◆ Problem ◆
Pull out every line containing the string "广东制造业当家".

◆ Collection entries ◆
## START
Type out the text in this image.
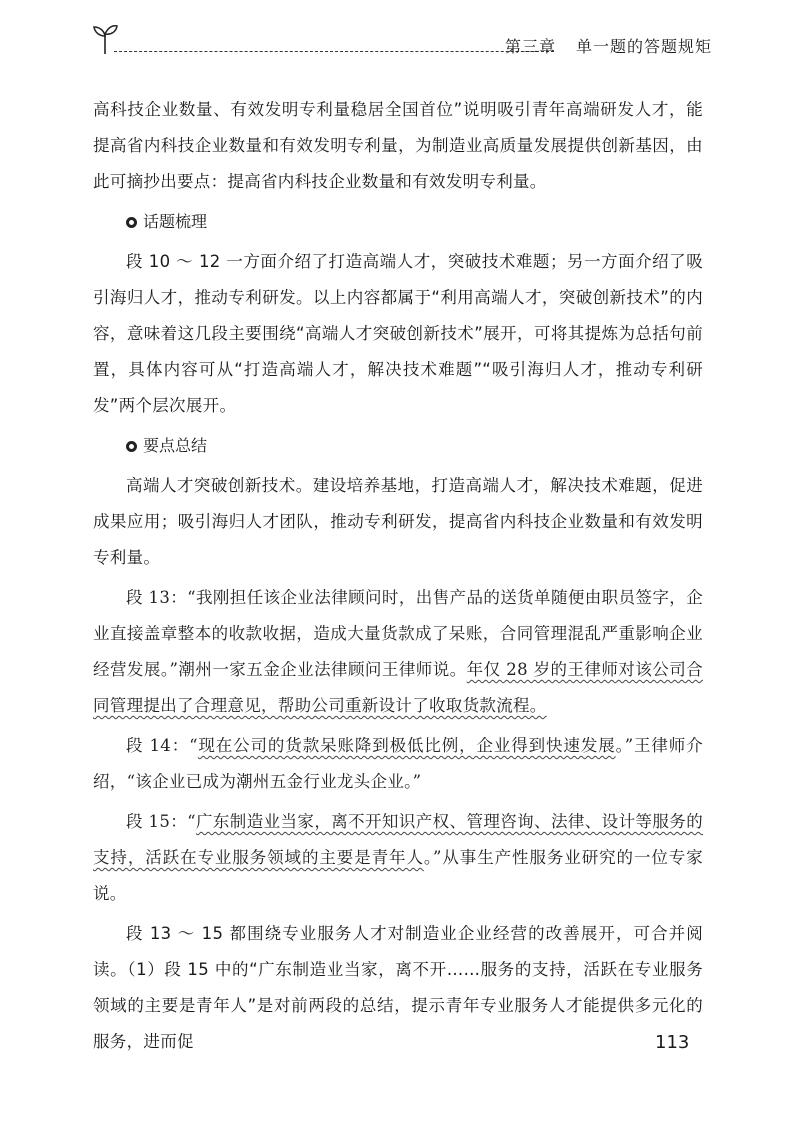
第三章 单一题的答题规矩

高科技企业数量、有效发明专利量稳居全国首位”说明吸引青年高端研发人才，能提高省内科技企业数量和有效发明专利量，为制造业高质量发展提供创新基因，由此可摘抄出要点：提高省内科技企业数量和有效发明专利量。

话题梳理

段 10 ～ 12 一方面介绍了打造高端人才，突破技术难题；另一方面介绍了吸引海归人才，推动专利研发。以上内容都属于“利用高端人才，突破创新技术”的内容，意味着这几段主要围绕“高端人才突破创新技术”展开，可将其提炼为总括句前置，具体内容可从“打造高端人才，解决技术难题”“吸引海归人才，推动专利研发”两个层次展开。

要点总结

高端人才突破创新技术。建设培养基地，打造高端人才，解决技术难题，促进成果应用；吸引海归人才团队，推动专利研发，提高省内科技企业数量和有效发明专利量。

段 13：“我刚担任该企业法律顾问时，出售产品的送货单随便由职员签字，企业直接盖章整本的收款收据，造成大量货款成了呆账，合同管理混乱严重影响企业经营发展。”潮州一家五金企业法律顾问王律师说。年仅 28 岁的王律师对该公司合同管理提出了合理意见，帮助公司重新设计了收取货款流程。

段 14：“现在公司的货款呆账降到极低比例，企业得到快速发展。”王律师介绍，“该企业已成为潮州五金行业龙头企业。”

段 15：“广东制造业当家，离不开知识产权、管理咨询、法律、设计等服务的支持，活跃在专业服务领域的主要是青年人。”从事生产性服务业研究的一位专家说。

段 13 ～ 15 都围绕专业服务人才对制造业企业经营的改善展开，可合并阅读。（1）段 15 中的“广东制造业当家，离不开……服务的支持，活跃在专业服务领域的主要是青年人”是对前两段的总结，提示青年专业服务人才能提供多元化的服务，进而促	113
## END
◆ Written response ◆
段 15：“广东制造业当家，离不开知识产权、管理咨询、法律、设计等服务的支持，活跃在专业服务领域的主要是青年人。”从事生产性服务业研究的一位专家说。
段 13 ～ 15 都围绕专业服务人才对制造业企业经营的改善展开，可合并阅读。（1）段 15 中的“广东制造业当家，离不开……服务的支持，活跃在专业服务领域的主要是青年人”是对前两段的总结，提示青年专业服务人才能提供多元化的服务，进而促	113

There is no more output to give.